BEGIN SUPPLIED DATA

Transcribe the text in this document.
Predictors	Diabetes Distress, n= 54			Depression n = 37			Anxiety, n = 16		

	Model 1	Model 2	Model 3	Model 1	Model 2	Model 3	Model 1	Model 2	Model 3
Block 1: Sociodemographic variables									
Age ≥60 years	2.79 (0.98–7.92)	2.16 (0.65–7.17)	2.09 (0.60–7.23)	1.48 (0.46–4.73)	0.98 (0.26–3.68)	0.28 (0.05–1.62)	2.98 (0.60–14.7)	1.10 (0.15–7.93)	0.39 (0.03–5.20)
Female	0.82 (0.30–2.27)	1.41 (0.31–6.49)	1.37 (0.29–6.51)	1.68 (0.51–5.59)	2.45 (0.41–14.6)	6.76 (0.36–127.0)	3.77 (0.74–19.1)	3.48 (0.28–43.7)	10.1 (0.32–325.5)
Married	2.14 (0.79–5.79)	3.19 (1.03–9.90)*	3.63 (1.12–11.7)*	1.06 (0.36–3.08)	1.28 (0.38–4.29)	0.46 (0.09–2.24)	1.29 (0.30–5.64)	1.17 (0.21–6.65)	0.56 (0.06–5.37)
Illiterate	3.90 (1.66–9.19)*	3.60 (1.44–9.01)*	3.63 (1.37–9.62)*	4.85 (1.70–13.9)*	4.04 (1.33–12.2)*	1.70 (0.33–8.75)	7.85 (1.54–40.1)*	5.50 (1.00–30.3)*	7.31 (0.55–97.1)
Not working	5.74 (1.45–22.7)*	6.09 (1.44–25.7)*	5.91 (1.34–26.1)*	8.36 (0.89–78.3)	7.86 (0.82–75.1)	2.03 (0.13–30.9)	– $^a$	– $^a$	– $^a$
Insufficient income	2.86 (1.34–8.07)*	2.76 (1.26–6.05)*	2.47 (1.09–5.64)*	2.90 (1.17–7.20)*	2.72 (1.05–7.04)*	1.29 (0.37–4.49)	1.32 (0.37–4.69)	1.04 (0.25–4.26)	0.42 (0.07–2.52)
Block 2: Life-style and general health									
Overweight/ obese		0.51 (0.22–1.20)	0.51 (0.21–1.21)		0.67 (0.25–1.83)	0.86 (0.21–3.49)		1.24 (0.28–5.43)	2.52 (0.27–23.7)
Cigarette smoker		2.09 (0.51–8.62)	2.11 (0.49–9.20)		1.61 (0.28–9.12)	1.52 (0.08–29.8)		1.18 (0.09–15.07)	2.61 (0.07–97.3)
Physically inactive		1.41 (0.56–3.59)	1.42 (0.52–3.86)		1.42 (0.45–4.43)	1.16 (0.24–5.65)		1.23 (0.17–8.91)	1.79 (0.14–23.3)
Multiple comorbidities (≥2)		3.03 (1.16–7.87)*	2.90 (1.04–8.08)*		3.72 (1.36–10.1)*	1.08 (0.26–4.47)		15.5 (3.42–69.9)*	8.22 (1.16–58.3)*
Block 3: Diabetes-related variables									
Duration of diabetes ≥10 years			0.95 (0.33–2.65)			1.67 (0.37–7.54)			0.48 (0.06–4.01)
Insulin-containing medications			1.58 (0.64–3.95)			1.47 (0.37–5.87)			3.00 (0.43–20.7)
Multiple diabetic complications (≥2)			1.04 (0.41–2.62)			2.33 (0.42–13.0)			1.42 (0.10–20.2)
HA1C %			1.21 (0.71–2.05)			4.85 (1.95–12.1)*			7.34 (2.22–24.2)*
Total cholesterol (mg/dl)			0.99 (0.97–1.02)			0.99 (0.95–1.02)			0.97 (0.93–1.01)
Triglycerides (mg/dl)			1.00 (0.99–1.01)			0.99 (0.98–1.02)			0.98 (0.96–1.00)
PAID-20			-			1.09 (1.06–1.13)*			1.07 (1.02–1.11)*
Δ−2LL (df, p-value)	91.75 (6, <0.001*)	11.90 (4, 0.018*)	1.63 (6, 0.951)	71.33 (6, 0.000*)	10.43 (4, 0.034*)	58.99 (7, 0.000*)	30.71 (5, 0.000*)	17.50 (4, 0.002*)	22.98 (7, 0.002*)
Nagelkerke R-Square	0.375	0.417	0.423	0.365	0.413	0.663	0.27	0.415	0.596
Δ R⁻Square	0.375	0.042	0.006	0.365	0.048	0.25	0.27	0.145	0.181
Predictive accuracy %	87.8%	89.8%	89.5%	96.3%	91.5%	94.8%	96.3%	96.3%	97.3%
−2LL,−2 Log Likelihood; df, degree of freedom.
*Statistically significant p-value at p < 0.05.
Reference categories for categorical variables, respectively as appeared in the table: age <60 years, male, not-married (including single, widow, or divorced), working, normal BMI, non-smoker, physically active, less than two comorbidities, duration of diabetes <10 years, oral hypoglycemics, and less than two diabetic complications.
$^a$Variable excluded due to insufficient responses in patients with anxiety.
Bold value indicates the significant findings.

END SUPPLIED DATA

◆ EXERCISE BRIEF: All the entries above must be repeated exactly as they were given.

◆ THE COMPLETED TASK:
Transcribe the text in this document.
Predictors	Diabetes Distress, n= 54			Depression n = 37			Anxiety, n = 16		

	Model 1	Model 2	Model 3	Model 1	Model 2	Model 3	Model 1	Model 2	Model 3
Block 1: Sociodemographic variables									
Age ≥60 years	2.79 (0.98–7.92)	2.16 (0.65–7.17)	2.09 (0.60–7.23)	1.48 (0.46–4.73)	0.98 (0.26–3.68)	0.28 (0.05–1.62)	2.98 (0.60–14.7)	1.10 (0.15–7.93)	0.39 (0.03–5.20)
Female	0.82 (0.30–2.27)	1.41 (0.31–6.49)	1.37 (0.29–6.51)	1.68 (0.51–5.59)	2.45 (0.41–14.6)	6.76 (0.36–127.0)	3.77 (0.74–19.1)	3.48 (0.28–43.7)	10.1 (0.32–325.5)
Married	2.14 (0.79–5.79)	3.19 (1.03–9.90)*	3.63 (1.12–11.7)*	1.06 (0.36–3.08)	1.28 (0.38–4.29)	0.46 (0.09–2.24)	1.29 (0.30–5.64)	1.17 (0.21–6.65)	0.56 (0.06–5.37)
Illiterate	3.90 (1.66–9.19)*	3.60 (1.44–9.01)*	3.63 (1.37–9.62)*	4.85 (1.70–13.9)*	4.04 (1.33–12.2)*	1.70 (0.33–8.75)	7.85 (1.54–40.1)*	5.50 (1.00–30.3)*	7.31 (0.55–97.1)
Not working	5.74 (1.45–22.7)*	6.09 (1.44–25.7)*	5.91 (1.34–26.1)*	8.36 (0.89–78.3)	7.86 (0.82–75.1)	2.03 (0.13–30.9)	– $^a$	– $^a$	– $^a$
Insufficient income	2.86 (1.34–8.07)*	2.76 (1.26–6.05)*	2.47 (1.09–5.64)*	2.90 (1.17–7.20)*	2.72 (1.05–7.04)*	1.29 (0.37–4.49)	1.32 (0.37–4.69)	1.04 (0.25–4.26)	0.42 (0.07–2.52)
Block 2: Life-style and general health									
Overweight/ obese		0.51 (0.22–1.20)	0.51 (0.21–1.21)		0.67 (0.25–1.83)	0.86 (0.21–3.49)		1.24 (0.28–5.43)	2.52 (0.27–23.7)
Cigarette smoker		2.09 (0.51–8.62)	2.11 (0.49–9.20)		1.61 (0.28–9.12)	1.52 (0.08–29.8)		1.18 (0.09–15.07)	2.61 (0.07–97.3)
Physically inactive		1.41 (0.56–3.59)	1.42 (0.52–3.86)		1.42 (0.45–4.43)	1.16 (0.24–5.65)		1.23 (0.17–8.91)	1.79 (0.14–23.3)
Multiple comorbidities (≥2)		3.03 (1.16–7.87)*	2.90 (1.04–8.08)*		3.72 (1.36–10.1)*	1.08 (0.26–4.47)		15.5 (3.42–69.9)*	8.22 (1.16–58.3)*
Block 3: Diabetes-related variables									
Duration of diabetes ≥10 years			0.95 (0.33–2.65)			1.67 (0.37–7.54)			0.48 (0.06–4.01)
Insulin-containing medications			1.58 (0.64–3.95)			1.47 (0.37–5.87)			3.00 (0.43–20.7)
Multiple diabetic complications (≥2)			1.04 (0.41–2.62)			2.33 (0.42–13.0)			1.42 (0.10–20.2)
HA1C %			1.21 (0.71–2.05)			4.85 (1.95–12.1)*			7.34 (2.22–24.2)*
Total cholesterol (mg/dl)			0.99 (0.97–1.02)			0.99 (0.95–1.02)			0.97 (0.93–1.01)
Triglycerides (mg/dl)			1.00 (0.99–1.01)			0.99 (0.98–1.02)			0.98 (0.96–1.00)
PAID-20			-			1.09 (1.06–1.13)*			1.07 (1.02–1.11)*
Δ−2LL (df, p-value)	91.75 (6, <0.001*)	11.90 (4, 0.018*)	1.63 (6, 0.951)	71.33 (6, 0.000*)	10.43 (4, 0.034*)	58.99 (7, 0.000*)	30.71 (5, 0.000*)	17.50 (4, 0.002*)	22.98 (7, 0.002*)
Nagelkerke R-Square	0.375	0.417	0.423	0.365	0.413	0.663	0.27	0.415	0.596
Δ R⁻Square	0.375	0.042	0.006	0.365	0.048	0.25	0.27	0.145	0.181
Predictive accuracy %	87.8%	89.8%	89.5%	96.3%	91.5%	94.8%	96.3%	96.3%	97.3%
−2LL,−2 Log Likelihood; df, degree of freedom.
*Statistically significant p-value at p < 0.05.
Reference categories for categorical variables, respectively as appeared in the table: age <60 years, male, not-married (including single, widow, or divorced), working, normal BMI, non-smoker, physically active, less than two comorbidities, duration of diabetes <10 years, oral hypoglycemics, and less than two diabetic complications.
$^a$Variable excluded due to insufficient responses in patients with anxiety.
Bold value indicates the significant findings.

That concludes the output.